## What the task asks
Give the number of lines that include the word "Dostosuj", nothing more.

## Data records
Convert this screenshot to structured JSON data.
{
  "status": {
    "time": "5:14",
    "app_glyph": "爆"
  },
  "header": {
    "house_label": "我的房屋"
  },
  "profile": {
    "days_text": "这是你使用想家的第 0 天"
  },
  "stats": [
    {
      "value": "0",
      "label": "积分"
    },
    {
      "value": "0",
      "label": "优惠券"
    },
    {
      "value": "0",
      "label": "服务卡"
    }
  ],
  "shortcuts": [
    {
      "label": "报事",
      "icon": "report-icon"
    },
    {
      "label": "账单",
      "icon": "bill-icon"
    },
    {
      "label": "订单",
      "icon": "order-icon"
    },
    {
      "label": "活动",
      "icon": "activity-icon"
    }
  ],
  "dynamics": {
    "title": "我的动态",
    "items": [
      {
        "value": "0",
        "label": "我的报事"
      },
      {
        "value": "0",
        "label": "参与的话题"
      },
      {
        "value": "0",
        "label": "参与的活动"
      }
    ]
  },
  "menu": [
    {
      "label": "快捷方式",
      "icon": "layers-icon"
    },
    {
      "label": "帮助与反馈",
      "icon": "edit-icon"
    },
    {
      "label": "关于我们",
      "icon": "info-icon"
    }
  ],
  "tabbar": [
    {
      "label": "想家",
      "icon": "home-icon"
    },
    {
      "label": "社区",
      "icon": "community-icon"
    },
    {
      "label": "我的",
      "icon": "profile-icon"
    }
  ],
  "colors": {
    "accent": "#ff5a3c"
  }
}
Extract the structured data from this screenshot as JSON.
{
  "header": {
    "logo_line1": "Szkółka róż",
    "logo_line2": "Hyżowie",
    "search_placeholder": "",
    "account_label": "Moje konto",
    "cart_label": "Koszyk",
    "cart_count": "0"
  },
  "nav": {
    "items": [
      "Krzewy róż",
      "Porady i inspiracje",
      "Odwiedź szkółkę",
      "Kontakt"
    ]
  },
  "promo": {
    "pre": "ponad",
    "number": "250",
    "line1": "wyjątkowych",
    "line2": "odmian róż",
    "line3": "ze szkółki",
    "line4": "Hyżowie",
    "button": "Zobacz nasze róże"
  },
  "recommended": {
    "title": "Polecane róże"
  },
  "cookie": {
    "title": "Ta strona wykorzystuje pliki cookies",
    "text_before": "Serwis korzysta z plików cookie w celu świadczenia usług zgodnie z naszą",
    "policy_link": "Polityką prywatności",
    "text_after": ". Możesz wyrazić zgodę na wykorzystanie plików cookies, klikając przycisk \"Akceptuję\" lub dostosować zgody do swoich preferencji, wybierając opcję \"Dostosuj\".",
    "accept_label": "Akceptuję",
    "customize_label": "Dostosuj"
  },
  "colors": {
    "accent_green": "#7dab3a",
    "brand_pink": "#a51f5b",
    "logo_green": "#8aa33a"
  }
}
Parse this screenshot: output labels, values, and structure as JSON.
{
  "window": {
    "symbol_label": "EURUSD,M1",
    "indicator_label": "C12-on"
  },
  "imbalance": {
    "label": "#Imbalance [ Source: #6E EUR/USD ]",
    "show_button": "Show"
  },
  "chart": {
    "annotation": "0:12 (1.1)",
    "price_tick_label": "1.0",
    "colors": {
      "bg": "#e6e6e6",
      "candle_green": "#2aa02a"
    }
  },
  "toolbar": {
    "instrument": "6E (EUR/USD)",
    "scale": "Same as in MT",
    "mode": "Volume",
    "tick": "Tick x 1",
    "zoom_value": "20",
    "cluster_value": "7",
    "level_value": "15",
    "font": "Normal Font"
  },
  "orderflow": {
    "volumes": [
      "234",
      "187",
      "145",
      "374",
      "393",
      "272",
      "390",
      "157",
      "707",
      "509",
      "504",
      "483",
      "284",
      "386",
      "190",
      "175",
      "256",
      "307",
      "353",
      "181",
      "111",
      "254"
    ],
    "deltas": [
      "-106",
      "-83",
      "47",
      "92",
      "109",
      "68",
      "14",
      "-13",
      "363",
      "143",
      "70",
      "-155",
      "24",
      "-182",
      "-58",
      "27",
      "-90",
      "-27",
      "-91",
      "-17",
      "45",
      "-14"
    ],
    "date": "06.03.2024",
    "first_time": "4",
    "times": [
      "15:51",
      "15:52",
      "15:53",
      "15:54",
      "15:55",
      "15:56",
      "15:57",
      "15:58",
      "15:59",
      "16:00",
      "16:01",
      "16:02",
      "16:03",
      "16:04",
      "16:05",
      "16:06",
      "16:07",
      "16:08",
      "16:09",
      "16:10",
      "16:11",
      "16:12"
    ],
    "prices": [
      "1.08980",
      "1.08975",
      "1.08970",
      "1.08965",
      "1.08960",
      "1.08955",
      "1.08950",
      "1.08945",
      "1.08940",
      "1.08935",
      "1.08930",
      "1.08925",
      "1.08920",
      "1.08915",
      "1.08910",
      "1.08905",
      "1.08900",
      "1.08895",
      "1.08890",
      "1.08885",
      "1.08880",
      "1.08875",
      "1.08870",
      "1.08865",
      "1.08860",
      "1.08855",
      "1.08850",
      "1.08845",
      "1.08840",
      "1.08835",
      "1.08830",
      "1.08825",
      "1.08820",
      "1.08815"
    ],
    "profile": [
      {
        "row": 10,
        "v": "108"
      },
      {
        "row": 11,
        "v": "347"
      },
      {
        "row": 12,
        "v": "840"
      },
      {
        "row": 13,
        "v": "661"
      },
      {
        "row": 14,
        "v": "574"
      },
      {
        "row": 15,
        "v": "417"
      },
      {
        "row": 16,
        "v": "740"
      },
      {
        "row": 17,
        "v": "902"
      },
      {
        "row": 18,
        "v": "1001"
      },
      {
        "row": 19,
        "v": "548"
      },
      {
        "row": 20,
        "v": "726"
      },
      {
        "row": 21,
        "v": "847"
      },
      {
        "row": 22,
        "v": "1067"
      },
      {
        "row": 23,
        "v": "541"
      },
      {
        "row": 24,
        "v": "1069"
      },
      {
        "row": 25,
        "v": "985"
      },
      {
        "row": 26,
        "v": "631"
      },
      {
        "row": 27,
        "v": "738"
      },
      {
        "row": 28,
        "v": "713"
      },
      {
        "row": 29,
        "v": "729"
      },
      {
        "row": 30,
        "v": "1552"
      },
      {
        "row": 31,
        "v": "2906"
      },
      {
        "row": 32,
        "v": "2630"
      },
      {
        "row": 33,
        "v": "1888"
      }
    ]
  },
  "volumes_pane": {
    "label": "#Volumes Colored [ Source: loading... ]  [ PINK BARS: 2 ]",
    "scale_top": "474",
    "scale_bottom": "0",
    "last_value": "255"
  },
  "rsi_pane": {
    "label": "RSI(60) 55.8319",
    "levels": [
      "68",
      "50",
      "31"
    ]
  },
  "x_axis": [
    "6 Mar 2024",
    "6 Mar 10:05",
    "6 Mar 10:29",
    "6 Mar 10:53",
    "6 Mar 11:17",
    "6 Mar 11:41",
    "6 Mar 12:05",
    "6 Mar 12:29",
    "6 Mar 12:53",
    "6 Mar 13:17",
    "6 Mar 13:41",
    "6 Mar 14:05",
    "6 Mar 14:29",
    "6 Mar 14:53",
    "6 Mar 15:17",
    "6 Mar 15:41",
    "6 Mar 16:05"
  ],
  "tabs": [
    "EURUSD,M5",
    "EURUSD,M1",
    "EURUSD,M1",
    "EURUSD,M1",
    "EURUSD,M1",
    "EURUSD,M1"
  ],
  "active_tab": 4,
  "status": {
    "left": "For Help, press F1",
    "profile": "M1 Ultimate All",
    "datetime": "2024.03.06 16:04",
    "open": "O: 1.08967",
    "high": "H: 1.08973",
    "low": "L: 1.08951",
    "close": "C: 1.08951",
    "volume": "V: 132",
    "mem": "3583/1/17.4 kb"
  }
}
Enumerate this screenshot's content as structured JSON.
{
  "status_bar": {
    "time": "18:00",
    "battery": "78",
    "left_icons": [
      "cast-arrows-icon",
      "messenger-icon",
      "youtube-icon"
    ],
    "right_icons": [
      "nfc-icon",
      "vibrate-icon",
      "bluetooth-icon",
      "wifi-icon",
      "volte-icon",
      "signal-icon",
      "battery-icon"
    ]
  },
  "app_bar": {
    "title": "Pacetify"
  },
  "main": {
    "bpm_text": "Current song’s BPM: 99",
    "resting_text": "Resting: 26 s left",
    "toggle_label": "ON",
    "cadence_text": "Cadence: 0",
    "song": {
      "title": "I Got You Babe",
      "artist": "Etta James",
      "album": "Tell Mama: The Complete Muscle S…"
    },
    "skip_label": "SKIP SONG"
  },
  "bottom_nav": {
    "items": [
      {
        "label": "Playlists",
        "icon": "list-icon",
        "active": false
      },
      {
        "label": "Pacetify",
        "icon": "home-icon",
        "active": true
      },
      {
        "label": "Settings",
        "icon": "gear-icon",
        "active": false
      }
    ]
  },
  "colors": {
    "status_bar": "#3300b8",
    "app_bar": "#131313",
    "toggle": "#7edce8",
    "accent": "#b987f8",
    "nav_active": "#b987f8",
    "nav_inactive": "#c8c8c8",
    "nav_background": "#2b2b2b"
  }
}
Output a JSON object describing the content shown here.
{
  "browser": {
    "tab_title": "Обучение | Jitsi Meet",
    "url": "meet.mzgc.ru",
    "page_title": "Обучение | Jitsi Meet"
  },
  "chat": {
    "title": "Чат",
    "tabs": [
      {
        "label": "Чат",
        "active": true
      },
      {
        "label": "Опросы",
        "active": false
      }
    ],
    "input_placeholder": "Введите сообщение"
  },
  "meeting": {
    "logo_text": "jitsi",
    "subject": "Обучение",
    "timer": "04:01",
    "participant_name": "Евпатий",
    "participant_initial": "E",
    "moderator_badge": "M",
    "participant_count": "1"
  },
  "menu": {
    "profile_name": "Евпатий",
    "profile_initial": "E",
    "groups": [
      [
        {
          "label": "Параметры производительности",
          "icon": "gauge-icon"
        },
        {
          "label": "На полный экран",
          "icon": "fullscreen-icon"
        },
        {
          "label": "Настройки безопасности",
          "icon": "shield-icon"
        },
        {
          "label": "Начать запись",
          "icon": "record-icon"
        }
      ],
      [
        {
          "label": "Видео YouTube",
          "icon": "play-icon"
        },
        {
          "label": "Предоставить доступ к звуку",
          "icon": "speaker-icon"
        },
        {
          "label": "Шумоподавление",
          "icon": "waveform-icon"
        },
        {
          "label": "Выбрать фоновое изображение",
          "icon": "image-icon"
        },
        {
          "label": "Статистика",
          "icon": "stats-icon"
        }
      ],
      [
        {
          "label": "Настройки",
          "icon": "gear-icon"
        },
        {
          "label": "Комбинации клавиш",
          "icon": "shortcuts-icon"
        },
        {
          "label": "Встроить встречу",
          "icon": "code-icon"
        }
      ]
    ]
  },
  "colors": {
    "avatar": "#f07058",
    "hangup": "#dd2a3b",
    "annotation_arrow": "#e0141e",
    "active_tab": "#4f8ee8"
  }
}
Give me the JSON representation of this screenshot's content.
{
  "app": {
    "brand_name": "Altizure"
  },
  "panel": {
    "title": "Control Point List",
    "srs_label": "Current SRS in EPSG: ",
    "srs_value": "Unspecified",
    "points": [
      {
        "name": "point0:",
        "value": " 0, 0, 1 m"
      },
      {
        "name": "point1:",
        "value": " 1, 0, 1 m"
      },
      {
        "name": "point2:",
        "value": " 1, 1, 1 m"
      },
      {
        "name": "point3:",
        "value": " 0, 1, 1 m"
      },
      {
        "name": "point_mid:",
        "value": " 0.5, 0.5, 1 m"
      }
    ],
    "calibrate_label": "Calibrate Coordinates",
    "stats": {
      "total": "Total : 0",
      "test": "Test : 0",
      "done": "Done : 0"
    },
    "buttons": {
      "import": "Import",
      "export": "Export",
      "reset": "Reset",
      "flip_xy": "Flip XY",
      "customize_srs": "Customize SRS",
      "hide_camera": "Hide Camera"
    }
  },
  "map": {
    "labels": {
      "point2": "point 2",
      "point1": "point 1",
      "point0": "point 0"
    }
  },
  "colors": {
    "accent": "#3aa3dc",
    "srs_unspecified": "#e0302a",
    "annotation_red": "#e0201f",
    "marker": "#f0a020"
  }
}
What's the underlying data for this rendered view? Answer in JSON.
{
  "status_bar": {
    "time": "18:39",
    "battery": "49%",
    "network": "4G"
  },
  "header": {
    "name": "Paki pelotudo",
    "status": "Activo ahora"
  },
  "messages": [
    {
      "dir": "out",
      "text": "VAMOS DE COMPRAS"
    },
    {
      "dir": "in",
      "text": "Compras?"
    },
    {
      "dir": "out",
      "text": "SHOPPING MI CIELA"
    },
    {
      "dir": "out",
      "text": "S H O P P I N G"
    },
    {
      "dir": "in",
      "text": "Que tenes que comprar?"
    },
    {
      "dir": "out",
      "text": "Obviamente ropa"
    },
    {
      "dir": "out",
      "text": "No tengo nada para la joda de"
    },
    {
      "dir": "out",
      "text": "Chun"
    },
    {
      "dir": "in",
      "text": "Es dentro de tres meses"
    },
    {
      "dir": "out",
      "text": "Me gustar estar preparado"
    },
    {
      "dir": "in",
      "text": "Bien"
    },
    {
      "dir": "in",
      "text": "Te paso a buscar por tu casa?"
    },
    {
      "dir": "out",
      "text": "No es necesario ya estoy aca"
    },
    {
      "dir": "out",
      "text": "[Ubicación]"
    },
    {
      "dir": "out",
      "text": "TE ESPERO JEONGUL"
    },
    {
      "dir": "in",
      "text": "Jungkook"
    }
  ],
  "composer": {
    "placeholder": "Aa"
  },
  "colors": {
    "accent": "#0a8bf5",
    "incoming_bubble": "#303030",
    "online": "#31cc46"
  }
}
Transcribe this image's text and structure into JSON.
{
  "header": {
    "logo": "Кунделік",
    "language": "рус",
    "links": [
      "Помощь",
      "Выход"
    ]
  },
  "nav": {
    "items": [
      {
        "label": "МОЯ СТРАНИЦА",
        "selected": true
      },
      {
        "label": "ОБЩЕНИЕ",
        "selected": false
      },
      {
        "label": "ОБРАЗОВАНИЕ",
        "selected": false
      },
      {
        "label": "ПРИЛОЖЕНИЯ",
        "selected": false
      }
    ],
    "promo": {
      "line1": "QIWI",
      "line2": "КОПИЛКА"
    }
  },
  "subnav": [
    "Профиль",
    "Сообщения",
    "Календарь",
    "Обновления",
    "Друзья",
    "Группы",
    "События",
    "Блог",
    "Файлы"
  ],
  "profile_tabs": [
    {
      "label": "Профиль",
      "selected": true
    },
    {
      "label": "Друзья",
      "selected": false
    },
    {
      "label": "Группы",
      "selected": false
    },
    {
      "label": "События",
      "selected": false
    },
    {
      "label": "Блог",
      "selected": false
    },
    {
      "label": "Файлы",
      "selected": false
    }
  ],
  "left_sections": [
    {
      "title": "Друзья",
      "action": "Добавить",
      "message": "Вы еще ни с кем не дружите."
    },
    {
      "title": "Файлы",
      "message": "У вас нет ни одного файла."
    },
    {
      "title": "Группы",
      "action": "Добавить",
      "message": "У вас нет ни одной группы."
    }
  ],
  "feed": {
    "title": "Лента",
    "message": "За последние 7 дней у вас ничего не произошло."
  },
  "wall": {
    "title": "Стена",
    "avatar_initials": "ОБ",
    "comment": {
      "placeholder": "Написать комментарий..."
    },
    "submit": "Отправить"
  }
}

## Finished exercise
2